(Dataset excerpts)
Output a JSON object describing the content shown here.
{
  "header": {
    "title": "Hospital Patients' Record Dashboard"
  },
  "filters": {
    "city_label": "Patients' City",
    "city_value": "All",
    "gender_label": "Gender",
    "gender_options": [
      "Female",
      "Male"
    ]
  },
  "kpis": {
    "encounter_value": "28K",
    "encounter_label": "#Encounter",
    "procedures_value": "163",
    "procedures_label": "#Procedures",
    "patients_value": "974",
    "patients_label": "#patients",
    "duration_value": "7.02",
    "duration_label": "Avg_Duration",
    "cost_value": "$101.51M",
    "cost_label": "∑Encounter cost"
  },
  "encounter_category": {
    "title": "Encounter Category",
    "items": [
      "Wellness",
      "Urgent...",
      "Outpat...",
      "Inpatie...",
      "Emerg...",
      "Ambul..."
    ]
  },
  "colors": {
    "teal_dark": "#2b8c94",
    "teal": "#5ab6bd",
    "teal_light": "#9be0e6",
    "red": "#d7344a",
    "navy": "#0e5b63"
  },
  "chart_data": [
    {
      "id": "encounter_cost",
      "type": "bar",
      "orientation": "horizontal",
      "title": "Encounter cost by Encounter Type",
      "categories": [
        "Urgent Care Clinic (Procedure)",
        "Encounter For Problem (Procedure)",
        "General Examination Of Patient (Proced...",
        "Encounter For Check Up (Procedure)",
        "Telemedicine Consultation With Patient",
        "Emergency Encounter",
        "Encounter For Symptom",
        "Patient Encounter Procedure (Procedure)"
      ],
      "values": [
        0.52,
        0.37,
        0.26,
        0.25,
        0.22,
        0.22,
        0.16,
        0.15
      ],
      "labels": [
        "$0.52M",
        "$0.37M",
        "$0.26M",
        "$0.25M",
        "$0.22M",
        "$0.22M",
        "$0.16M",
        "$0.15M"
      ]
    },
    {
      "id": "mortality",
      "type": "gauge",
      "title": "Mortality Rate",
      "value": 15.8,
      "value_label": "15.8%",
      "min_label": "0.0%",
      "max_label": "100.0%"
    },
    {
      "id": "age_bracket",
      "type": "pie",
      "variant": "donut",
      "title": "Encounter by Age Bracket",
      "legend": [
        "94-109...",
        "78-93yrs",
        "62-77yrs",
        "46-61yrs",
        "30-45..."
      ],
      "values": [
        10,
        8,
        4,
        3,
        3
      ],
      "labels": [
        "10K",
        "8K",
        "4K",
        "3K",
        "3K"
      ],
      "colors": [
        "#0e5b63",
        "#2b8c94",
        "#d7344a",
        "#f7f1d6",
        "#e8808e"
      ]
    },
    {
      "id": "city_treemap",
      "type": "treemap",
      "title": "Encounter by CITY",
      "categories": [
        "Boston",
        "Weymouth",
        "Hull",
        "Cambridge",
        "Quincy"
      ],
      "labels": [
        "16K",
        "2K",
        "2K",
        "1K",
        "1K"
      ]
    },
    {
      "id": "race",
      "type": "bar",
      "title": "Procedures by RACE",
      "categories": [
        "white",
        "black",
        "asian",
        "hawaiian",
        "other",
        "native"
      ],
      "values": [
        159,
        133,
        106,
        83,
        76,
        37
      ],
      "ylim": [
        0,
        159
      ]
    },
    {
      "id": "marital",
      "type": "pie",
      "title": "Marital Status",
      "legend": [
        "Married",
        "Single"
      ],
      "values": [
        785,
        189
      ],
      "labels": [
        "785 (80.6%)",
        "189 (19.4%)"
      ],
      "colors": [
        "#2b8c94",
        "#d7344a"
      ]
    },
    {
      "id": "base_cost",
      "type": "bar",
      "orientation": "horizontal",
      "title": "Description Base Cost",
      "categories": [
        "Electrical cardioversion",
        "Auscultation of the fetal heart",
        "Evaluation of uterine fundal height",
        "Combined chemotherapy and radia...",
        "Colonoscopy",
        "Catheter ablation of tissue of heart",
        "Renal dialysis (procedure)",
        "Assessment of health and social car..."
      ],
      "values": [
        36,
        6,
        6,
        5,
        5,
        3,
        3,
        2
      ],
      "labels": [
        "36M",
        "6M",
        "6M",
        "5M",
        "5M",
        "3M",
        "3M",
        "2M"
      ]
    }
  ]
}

● WHAT TO WORK ON
Work out how many lines in the entries above include the word "title". Respond with only the number.

● RESPONSE
9